▶ _Short task_:
Find the word "seva" in the data. Return every line where it appears.

▶ _Raw records_:
-*-*-
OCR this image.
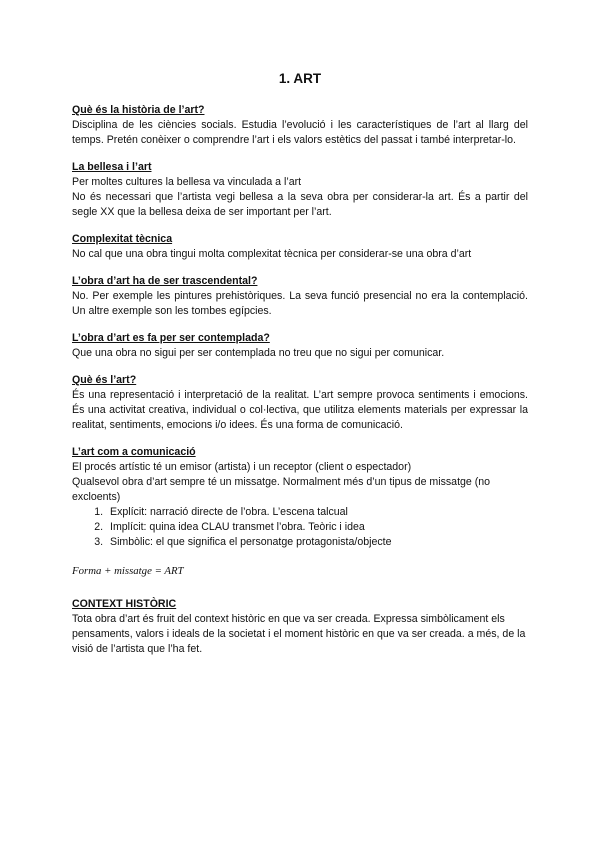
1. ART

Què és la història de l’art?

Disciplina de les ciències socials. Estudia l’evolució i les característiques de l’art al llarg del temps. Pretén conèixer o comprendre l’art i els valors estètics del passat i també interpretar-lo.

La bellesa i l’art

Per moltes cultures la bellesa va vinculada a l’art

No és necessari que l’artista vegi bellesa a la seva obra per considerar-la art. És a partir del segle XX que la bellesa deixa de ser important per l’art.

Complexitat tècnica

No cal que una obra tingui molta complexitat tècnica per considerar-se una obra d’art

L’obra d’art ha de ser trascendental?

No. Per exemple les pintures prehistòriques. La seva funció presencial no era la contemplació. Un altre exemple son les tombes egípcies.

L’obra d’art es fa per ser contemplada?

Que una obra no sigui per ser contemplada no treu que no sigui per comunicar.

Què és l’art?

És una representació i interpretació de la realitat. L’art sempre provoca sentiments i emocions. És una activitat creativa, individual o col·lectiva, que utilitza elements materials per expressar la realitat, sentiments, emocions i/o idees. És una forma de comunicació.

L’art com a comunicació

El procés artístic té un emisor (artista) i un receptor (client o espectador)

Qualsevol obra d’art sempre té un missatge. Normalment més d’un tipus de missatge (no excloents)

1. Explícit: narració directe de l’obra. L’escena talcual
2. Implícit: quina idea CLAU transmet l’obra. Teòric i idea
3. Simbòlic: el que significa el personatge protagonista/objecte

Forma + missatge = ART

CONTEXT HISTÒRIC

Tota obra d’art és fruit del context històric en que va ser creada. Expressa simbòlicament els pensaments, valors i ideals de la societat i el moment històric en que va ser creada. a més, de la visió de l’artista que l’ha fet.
-*-*-
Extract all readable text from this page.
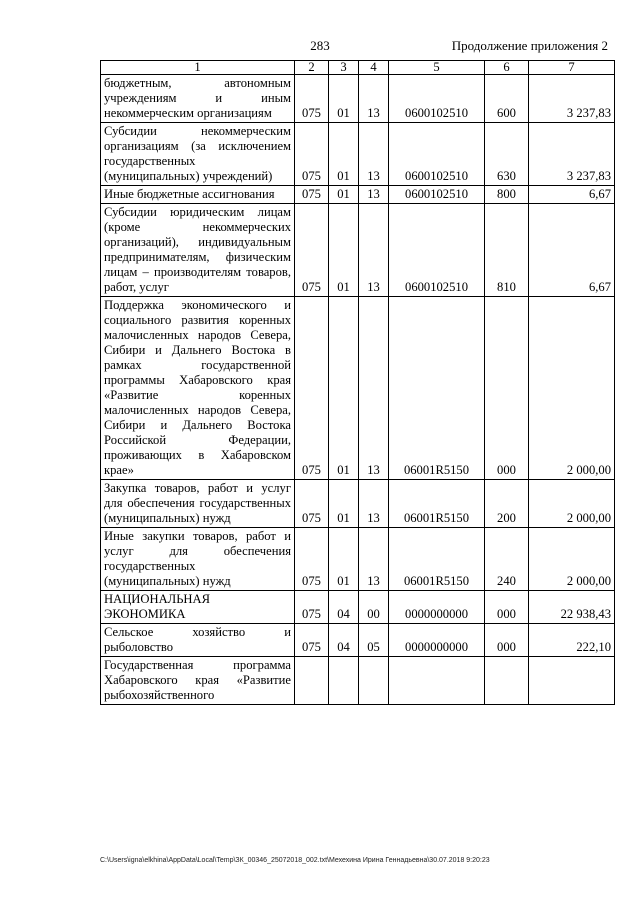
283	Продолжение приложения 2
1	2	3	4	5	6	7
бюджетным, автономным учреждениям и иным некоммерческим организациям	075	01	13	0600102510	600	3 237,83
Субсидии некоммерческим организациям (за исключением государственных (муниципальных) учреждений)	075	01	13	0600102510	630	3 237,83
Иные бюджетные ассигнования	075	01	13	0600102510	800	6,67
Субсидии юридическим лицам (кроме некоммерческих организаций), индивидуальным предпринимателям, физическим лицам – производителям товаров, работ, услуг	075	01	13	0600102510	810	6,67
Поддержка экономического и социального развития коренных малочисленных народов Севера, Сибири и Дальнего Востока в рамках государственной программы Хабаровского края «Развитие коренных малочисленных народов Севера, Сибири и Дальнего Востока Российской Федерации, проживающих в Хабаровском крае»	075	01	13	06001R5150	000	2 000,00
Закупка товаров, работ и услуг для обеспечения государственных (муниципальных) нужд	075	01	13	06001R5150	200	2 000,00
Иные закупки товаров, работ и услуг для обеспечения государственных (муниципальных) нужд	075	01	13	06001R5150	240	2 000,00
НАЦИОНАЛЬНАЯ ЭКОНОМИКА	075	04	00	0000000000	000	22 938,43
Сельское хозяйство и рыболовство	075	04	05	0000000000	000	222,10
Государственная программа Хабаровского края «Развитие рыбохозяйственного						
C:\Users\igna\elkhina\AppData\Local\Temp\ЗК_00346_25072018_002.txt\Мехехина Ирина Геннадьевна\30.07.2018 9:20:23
-*-*-
▶ _Expected answer_:
No és necessari que l’artista vegi bellesa a la seva obra per considerar-la art. És a partir del segle XX que la bellesa deixa de ser important per l’art.
No. Per exemple les pintures prehistòriques. La seva funció presencial no era la contemplació. Un altre exemple son les tombes egípcies.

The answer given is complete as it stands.